**WRITTEN TASK**
An exact copy of every record is needed.

**Items from a dataset**

____

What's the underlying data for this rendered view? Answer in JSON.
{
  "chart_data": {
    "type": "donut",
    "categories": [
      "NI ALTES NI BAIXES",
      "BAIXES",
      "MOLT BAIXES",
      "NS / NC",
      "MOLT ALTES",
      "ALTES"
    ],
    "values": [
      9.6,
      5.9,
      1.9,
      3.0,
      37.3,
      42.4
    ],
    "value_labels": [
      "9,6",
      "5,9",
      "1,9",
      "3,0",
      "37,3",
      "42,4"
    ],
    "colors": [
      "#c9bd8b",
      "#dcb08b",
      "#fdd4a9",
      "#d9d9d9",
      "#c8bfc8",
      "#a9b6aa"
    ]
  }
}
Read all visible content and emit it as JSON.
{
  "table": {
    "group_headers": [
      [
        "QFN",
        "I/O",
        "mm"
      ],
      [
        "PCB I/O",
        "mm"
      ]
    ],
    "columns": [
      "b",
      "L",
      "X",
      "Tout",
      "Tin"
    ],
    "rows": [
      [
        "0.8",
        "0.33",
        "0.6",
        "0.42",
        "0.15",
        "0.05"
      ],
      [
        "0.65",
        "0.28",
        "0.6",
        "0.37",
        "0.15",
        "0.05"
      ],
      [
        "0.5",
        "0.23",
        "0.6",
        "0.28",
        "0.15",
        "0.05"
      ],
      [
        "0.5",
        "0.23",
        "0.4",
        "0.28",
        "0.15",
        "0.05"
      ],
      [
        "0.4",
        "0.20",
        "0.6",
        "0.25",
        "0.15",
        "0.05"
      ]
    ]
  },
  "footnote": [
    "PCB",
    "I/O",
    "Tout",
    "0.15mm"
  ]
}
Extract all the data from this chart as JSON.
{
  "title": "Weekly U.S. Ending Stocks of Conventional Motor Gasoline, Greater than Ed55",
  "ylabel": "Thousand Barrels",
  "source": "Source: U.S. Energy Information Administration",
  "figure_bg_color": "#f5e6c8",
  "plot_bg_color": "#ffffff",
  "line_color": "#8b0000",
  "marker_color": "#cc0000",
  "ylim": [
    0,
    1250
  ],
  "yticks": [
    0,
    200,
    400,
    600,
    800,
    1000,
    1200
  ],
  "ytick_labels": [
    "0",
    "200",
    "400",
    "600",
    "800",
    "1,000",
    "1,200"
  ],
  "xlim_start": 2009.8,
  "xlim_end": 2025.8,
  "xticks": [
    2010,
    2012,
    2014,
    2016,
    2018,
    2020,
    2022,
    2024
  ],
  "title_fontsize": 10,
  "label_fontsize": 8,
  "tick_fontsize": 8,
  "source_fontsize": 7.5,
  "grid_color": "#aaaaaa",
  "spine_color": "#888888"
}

____

**EXPECTED OUTPUT**
What's the underlying data for this rendered view? Answer in JSON.
{
  "chart_data": {
    "type": "donut",
    "categories": [
      "NI ALTES NI BAIXES",
      "BAIXES",
      "MOLT BAIXES",
      "NS / NC",
      "MOLT ALTES",
      "ALTES"
    ],
    "values": [
      9.6,
      5.9,
      1.9,
      3.0,
      37.3,
      42.4
    ],
    "value_labels": [
      "9,6",
      "5,9",
      "1,9",
      "3,0",
      "37,3",
      "42,4"
    ],
    "colors": [
      "#c9bd8b",
      "#dcb08b",
      "#fdd4a9",
      "#d9d9d9",
      "#c8bfc8",
      "#a9b6aa"
    ]
  }
}
Read all visible content and emit it as JSON.
{
  "table": {
    "group_headers": [
      [
        "QFN",
        "I/O",
        "mm"
      ],
      [
        "PCB I/O",
        "mm"
      ]
    ],
    "columns": [
      "b",
      "L",
      "X",
      "Tout",
      "Tin"
    ],
    "rows": [
      [
        "0.8",
        "0.33",
        "0.6",
        "0.42",
        "0.15",
        "0.05"
      ],
      [
        "0.65",
        "0.28",
        "0.6",
        "0.37",
        "0.15",
        "0.05"
      ],
      [
        "0.5",
        "0.23",
        "0.6",
        "0.28",
        "0.15",
        "0.05"
      ],
      [
        "0.5",
        "0.23",
        "0.4",
        "0.28",
        "0.15",
        "0.05"
      ],
      [
        "0.4",
        "0.20",
        "0.6",
        "0.25",
        "0.15",
        "0.05"
      ]
    ]
  },
  "footnote": [
    "PCB",
    "I/O",
    "Tout",
    "0.15mm"
  ]
}
Extract all the data from this chart as JSON.
{
  "title": "Weekly U.S. Ending Stocks of Conventional Motor Gasoline, Greater than Ed55",
  "ylabel": "Thousand Barrels",
  "source": "Source: U.S. Energy Information Administration",
  "figure_bg_color": "#f5e6c8",
  "plot_bg_color": "#ffffff",
  "line_color": "#8b0000",
  "marker_color": "#cc0000",
  "ylim": [
    0,
    1250
  ],
  "yticks": [
    0,
    200,
    400,
    600,
    800,
    1000,
    1200
  ],
  "ytick_labels": [
    "0",
    "200",
    "400",
    "600",
    "800",
    "1,000",
    "1,200"
  ],
  "xlim_start": 2009.8,
  "xlim_end": 2025.8,
  "xticks": [
    2010,
    2012,
    2014,
    2016,
    2018,
    2020,
    2022,
    2024
  ],
  "title_fontsize": 10,
  "label_fontsize": 8,
  "tick_fontsize": 8,
  "source_fontsize": 7.5,
  "grid_color": "#aaaaaa",
  "spine_color": "#888888"
}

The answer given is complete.